- Extract provided -
My potatoes overwintered!

milehighgirl
12 years ago

With all this rain I haven't been able to get out and plant my potatoes. What a huge surprise I had today when I was sloshing through my yard, pulling weeds, and found a perfectly neat row of potatoes popping up! Personally I have never heard of potatoes overwintering in Colorado, but from now on I will plan on leaving the small ones in the ground. They were buried at least 8 inches, so this may have saved them.

This is much easier and cheaper than either keeping them fresh through the winter or buying new ones each spring!

Comments (4)

- Directive a -
Decide whether each statement below agrees with the post about overwintering potatoes, answering yes or no and quoting the words of the post that settle it: (i) the writer had already planted potatoes this spring; (ii) the potatoes that came up had been buried at least 8 inches deep; (iii) the writer had often heard of potatoes overwintering in Colorado.

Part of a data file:
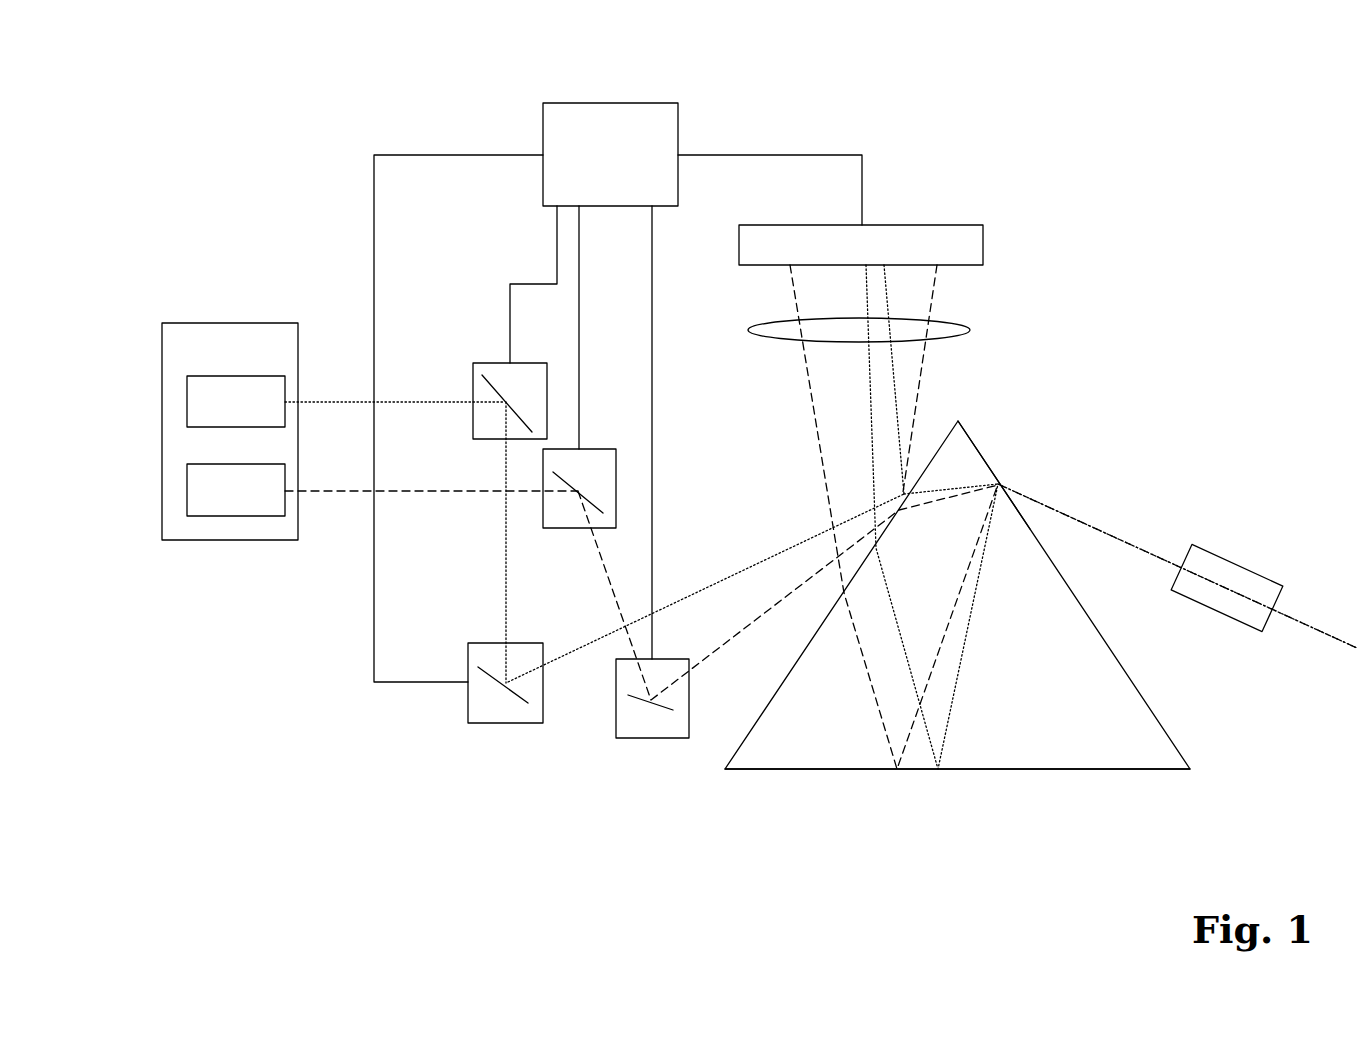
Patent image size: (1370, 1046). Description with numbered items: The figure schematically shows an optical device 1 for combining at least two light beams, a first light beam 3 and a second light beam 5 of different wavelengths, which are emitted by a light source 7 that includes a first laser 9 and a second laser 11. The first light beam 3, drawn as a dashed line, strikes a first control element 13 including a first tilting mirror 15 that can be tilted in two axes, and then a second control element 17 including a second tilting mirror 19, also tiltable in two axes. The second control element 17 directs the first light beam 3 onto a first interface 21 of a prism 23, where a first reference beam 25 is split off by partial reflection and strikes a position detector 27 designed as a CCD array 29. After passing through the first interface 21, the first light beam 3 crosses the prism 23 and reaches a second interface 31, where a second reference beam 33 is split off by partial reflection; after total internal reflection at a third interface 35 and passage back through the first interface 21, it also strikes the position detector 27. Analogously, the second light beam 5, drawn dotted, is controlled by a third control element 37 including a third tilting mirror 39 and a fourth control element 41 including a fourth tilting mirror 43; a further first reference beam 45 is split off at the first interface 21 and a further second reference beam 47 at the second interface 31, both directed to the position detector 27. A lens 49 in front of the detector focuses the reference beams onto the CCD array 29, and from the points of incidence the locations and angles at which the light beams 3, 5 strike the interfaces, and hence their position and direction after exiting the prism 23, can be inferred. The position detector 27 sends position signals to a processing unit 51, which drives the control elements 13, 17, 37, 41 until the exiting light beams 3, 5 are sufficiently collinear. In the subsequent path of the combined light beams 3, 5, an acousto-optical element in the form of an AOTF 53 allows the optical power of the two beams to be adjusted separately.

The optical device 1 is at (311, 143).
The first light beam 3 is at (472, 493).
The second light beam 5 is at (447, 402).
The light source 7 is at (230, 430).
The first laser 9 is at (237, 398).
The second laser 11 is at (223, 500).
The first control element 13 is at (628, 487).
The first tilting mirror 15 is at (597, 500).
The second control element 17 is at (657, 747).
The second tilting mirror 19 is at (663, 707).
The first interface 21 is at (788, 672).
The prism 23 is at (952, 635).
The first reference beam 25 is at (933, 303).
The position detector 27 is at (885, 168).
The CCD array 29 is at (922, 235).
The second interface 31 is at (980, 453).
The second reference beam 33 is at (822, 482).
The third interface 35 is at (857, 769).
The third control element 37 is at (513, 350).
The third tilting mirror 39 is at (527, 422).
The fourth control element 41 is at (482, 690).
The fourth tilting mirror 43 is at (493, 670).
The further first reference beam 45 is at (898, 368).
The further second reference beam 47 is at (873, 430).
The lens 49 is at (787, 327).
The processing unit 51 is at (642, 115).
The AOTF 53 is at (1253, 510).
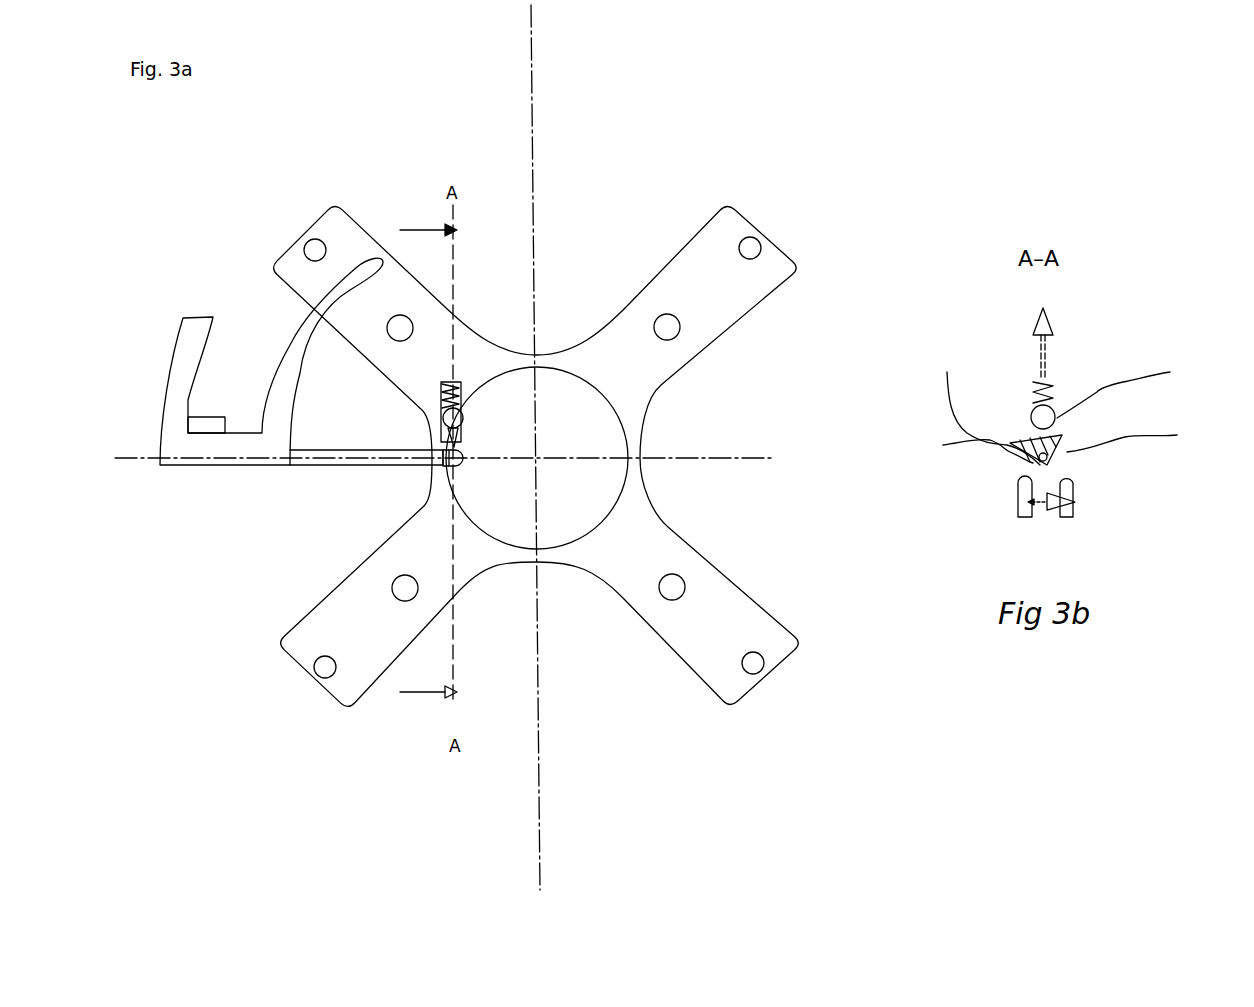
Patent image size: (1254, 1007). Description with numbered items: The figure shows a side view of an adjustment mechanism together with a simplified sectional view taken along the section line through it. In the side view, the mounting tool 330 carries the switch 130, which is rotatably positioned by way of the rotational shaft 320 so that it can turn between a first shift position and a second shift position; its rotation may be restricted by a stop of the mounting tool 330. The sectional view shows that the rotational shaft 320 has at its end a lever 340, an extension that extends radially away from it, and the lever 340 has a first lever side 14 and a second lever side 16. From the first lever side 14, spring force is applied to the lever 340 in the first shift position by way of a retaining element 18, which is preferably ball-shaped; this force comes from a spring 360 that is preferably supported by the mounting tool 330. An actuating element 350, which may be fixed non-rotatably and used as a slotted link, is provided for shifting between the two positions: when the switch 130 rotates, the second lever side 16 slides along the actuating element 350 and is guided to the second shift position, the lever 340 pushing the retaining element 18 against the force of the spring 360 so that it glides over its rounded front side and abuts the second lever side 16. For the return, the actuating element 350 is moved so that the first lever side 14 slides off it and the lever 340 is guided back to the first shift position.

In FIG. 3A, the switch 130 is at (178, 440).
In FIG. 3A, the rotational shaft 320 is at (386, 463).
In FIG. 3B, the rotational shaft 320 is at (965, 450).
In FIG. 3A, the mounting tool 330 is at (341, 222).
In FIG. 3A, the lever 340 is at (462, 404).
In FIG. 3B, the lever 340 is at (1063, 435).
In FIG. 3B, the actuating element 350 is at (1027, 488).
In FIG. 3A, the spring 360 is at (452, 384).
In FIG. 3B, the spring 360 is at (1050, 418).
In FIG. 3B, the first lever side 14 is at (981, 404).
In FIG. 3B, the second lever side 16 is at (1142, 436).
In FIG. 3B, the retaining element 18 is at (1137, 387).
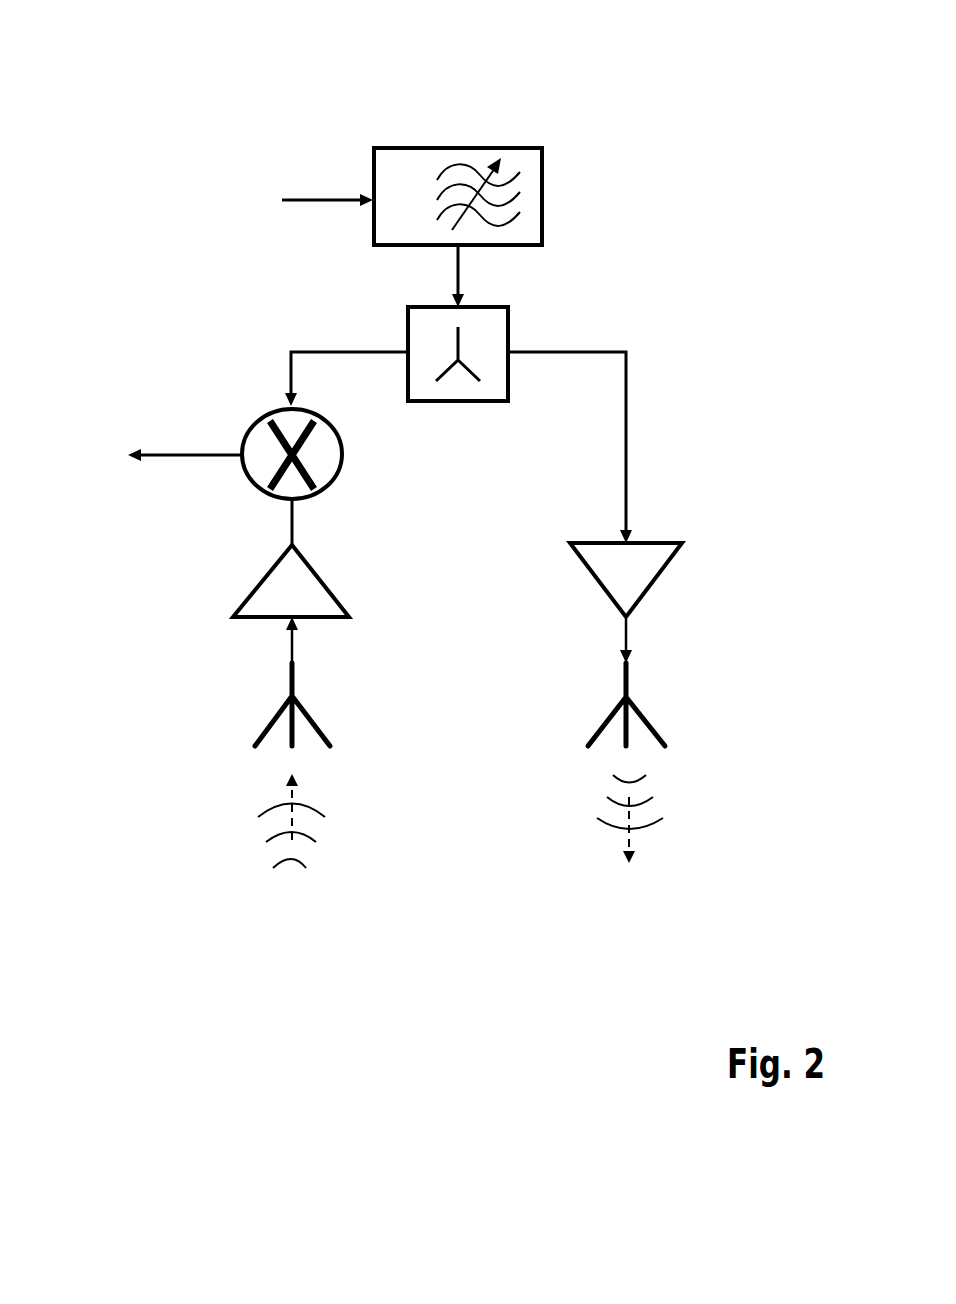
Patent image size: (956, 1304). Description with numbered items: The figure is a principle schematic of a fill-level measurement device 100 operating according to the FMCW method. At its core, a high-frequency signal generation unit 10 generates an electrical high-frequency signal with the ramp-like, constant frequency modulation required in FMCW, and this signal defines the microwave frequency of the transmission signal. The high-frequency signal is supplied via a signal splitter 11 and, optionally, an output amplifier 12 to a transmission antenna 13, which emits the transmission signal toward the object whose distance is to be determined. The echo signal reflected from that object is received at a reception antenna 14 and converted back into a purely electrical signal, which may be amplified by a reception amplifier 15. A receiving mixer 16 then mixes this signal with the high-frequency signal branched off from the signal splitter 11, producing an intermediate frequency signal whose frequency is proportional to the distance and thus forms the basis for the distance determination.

- Directive b -
Show each line of the records in which the string "actuating" occurs.

- Written answer a -
(i) No: "With all this rain I haven't been able to get out and plant my potatoes."
(ii) Yes: "They were buried at least 8 inches"
(iii) No: "Personally I have never heard of potatoes overwintering in Colorado"

- Written answer b -
Patent image size: (1254, 1007). Description with numbered items: The figure shows a side view of an adjustment mechanism together with a simplified sectional view taken along the section line through it. In the side view, the mounting tool 330 carries the switch 130, which is rotatably positioned by way of the rotational shaft 320 so that it can turn between a first shift position and a second shift position; its rotation may be restricted by a stop of the mounting tool 330. The sectional view shows that the rotational shaft 320 has at its end a lever 340, an extension that extends radially away from it, and the lever 340 has a first lever side 14 and a second lever side 16. From the first lever side 14, spring force is applied to the lever 340 in the first shift position by way of a retaining element 18, which is preferably ball-shaped; this force comes from a spring 360 that is preferably supported by the mounting tool 330. An actuating element 350, which may be fixed non-rotatably and used as a slotted link, is provided for shifting between the two positions: when the switch 130 rotates, the second lever side 16 slides along the actuating element 350 and is guided to the second shift position, the lever 340 pushing the retaining element 18 against the force of the spring 360 so that it glides over its rounded front side and abuts the second lever side 16. For the return, the actuating element 350 is moved so that the first lever side 14 slides off it and the lever 340 is guided back to the first shift position.
In FIG. 3B, the actuating element 350 is at (1027, 488).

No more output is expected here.